YOUR INSTRUCTIONS. Whenever a line contains the string "data", copy it out of the entries.
======== PROVIDED MATERIAL ========
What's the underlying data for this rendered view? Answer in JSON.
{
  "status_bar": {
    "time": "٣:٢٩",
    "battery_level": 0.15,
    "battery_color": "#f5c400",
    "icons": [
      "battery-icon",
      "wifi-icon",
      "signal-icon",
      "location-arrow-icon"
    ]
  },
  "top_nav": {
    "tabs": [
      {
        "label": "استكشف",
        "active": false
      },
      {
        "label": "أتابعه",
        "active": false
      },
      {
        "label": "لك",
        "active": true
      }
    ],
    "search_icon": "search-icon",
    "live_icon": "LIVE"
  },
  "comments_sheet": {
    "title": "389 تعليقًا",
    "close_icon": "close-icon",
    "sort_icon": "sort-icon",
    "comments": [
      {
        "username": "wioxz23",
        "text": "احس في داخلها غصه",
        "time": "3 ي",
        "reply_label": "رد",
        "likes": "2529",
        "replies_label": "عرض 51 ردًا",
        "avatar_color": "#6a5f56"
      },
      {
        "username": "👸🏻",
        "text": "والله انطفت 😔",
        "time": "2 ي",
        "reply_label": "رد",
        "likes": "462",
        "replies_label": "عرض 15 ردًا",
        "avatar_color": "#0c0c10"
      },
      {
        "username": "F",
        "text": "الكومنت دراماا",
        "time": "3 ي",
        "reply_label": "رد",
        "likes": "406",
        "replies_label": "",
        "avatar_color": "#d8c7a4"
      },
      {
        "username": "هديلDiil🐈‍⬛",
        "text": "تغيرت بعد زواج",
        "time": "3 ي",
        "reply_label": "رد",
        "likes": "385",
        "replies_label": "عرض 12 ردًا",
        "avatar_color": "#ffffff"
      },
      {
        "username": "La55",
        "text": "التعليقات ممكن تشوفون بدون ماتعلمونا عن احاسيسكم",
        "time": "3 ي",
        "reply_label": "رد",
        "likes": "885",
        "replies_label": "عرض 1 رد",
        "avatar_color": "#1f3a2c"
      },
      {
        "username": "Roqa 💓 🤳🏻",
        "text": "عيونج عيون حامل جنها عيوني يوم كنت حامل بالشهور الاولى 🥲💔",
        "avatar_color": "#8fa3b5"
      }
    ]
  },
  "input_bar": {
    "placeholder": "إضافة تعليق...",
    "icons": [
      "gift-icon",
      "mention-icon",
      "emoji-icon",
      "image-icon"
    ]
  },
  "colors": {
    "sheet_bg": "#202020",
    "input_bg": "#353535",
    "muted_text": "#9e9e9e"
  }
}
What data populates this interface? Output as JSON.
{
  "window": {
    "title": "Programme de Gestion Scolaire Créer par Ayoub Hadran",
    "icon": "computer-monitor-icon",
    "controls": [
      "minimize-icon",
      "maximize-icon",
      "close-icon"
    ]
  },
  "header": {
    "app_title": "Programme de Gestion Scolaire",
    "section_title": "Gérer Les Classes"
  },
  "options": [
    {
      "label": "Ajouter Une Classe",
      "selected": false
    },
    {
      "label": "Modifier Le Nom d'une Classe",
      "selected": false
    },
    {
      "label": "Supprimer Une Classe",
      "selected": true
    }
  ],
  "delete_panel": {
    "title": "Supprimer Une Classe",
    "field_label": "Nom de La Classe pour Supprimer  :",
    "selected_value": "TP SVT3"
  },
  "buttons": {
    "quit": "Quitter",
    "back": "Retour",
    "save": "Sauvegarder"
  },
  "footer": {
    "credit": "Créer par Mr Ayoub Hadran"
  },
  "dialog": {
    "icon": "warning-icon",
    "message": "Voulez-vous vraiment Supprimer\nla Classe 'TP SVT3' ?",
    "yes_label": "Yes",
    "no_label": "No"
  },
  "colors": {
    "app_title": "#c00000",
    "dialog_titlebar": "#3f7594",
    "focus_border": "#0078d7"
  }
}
========
ANSWER TO THE TASK.
What's the underlying data for this rendered view? Answer in JSON.
What data populates this interface? Output as JSON.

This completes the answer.